> [Supplied material]:
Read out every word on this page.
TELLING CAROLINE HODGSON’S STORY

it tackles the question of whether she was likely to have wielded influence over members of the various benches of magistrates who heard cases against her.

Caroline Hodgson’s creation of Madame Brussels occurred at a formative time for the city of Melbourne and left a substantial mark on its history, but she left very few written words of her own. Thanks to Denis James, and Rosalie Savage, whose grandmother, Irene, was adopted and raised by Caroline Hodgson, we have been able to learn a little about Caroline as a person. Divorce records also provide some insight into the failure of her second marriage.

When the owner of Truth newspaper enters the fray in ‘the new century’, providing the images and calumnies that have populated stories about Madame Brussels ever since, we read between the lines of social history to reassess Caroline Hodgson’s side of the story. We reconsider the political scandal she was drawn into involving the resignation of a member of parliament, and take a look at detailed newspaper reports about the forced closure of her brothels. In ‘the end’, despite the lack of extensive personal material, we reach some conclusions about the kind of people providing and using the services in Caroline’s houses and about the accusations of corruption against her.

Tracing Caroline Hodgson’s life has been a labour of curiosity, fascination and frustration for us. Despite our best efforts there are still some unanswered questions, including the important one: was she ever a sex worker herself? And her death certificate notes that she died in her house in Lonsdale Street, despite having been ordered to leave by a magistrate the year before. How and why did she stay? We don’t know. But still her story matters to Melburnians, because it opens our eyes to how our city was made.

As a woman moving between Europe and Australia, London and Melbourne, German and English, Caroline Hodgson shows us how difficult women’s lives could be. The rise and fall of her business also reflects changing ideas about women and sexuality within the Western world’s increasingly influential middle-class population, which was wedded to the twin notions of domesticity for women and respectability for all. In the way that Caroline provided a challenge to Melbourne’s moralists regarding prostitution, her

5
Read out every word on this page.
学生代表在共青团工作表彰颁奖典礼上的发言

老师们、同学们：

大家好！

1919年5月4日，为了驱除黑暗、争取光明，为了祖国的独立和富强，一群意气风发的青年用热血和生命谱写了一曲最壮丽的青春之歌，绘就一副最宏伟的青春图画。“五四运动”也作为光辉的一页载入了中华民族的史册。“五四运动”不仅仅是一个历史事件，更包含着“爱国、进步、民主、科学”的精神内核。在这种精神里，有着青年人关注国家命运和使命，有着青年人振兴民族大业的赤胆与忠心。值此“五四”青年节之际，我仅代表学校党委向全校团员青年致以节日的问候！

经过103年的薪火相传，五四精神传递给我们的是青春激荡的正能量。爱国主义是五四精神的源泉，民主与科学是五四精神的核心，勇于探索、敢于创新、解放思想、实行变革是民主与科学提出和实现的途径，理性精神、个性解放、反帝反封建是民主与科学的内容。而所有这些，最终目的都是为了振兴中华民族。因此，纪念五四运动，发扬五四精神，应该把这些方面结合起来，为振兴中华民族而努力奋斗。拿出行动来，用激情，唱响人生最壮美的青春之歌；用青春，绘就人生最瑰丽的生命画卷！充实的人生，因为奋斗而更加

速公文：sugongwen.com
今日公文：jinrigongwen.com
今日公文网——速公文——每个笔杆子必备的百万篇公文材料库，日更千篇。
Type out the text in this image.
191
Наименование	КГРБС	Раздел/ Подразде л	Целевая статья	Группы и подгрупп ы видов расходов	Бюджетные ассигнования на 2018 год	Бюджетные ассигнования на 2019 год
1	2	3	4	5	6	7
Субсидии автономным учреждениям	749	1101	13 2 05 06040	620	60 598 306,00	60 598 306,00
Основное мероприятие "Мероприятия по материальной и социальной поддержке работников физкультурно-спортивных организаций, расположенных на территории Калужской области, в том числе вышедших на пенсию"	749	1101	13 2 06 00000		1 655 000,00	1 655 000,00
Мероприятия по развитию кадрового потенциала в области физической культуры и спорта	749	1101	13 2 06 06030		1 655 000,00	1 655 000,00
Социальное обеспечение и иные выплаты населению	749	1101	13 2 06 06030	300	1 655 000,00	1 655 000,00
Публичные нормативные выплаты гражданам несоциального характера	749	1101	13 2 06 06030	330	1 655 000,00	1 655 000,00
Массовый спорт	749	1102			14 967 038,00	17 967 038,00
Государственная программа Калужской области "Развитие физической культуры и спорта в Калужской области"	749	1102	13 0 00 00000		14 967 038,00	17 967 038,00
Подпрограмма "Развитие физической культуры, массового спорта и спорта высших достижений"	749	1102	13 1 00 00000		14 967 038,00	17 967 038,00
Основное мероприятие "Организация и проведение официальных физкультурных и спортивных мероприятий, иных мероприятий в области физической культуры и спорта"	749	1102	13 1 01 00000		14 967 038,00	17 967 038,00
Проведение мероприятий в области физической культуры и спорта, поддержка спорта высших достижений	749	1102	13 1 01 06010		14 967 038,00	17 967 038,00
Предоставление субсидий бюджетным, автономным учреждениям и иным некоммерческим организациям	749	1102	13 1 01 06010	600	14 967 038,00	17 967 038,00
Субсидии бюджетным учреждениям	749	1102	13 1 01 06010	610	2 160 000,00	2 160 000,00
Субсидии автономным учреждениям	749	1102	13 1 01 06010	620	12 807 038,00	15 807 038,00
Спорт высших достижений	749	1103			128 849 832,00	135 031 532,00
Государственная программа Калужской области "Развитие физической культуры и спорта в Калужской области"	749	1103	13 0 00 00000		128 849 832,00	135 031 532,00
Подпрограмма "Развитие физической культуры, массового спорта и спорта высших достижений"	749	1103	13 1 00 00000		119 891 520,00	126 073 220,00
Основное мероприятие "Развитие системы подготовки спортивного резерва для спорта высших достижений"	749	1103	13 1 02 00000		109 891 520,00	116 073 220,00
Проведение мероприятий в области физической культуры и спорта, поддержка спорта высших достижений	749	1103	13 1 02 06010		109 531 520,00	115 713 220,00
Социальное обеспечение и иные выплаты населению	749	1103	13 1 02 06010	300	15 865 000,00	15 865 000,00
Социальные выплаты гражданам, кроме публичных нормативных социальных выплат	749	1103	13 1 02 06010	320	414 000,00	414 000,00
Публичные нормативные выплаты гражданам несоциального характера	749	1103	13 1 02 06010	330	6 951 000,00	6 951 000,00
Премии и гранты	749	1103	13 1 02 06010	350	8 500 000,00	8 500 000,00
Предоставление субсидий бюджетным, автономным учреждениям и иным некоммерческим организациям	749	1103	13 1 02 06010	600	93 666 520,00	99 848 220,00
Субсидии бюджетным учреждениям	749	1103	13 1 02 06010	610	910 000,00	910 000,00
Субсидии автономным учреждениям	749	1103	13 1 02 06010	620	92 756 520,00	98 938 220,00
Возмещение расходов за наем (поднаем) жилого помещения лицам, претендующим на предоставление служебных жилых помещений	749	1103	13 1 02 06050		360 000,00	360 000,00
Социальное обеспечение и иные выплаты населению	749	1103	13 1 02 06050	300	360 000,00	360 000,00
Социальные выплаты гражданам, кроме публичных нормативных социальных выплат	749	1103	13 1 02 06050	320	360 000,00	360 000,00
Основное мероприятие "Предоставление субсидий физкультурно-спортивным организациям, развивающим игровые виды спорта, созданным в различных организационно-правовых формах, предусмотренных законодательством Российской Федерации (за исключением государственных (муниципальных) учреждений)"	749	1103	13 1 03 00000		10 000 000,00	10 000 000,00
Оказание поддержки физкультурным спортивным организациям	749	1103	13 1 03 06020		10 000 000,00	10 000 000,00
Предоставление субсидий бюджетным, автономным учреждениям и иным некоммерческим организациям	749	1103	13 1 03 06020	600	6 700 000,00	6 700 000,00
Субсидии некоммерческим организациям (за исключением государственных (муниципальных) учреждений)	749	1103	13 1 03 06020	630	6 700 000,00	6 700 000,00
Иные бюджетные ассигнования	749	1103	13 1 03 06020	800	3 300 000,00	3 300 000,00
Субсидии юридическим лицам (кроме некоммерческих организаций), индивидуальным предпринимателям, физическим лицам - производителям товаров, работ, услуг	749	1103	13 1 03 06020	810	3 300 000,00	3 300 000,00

> [Challenge]: Search the preceding listing for "ассигнования" and extract every line where it is found.

> [Expected answer]:
Наименование	КГРБС	Раздел/ Подразде л	Целевая статья	Группы и подгрупп ы видов расходов	Бюджетные ассигнования на 2018 год	Бюджетные ассигнования на 2019 год
Иные бюджетные ассигнования	749	1103	13 1 03 06020	800	3 300 000,00	3 300 000,00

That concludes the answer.